§ **Schriftliche Aufgabe**
Gib den Text über das Freihandelsabkommen TTIP neu wieder, beginnend bei den Worten "Die TTIP und" und endend nach "der neuen Bundesregierung.". Ersetze dabei "neuen Bundesregierung" durch "künftigen Bundesregierung".
━━━━━ Lesetext
Freihandelsabkommen TTIP: Neue Haltung gefordert
Mitglieder des TTIP-Beirats wollen verpflichtende Umweltschutz- und Arbeitnehmerrechte in dem Handelsabkommen festschreiben.
Im Jahr 2014 berief Sigmar Gabriel einen TTIP-Beirat ein, der ihn aus den verschiedenen Positionen heraus beraten sollte. Seit US-Präsident Donald Trump eigene Interessen bedroht sieht und die Verhandlungen gestoppt hat, spricht kaum noch jemand über das transatlantische Freihandelsabkommen. Aber den Beirat gibt es noch. Und weil an diesem Donnerstag die Sondierungsgespräche zum Thema Handel stattfinden, stellten dessen „kritische Mitglieder“ – so die Selbstdarstellung – am Mittwoch das Positionspapier „Alternative Handelspolitik“ vor.
Die TTIP und Ceta ablehnende Achse des Beirats besteht aus dem Bund für Umwelt und Naturschutz Deutschland (BUND), dem Bund Ökologische Lebensmittelwirtschaft (BÖLW), dem Deutschen Kulturrat, Transparency International Deutschland und dem Verbraucherzentrale Bundesverband (vzbv). In dem Papier fordern sie ein „handelspolitisches Umsteuern“ der neuen Bundesregierung.
━━━━━━━━━━
━━━━━ Gesammelte Daten
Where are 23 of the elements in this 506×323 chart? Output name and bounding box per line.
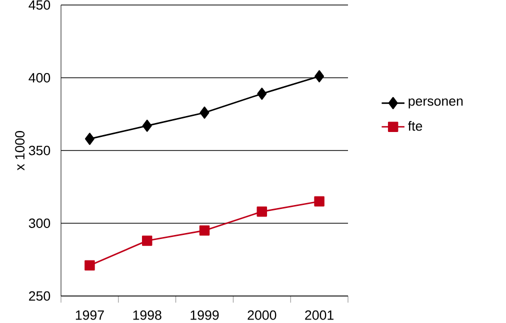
━━━━━━━━━━
§ **Lösung**
Die TTIP und Ceta ablehnende Achse des Beirats besteht aus dem Bund für Umwelt und Naturschutz Deutschland (BUND), dem Bund Ökologische Lebensmittelwirtschaft (BÖLW), dem Deutschen Kulturrat, Transparency International Deutschland und dem Verbraucherzentrale Bundesverband (vzbv). In dem Papier fordern sie ein „handelspolitisches Umsteuern“ der künftigen Bundesregierung.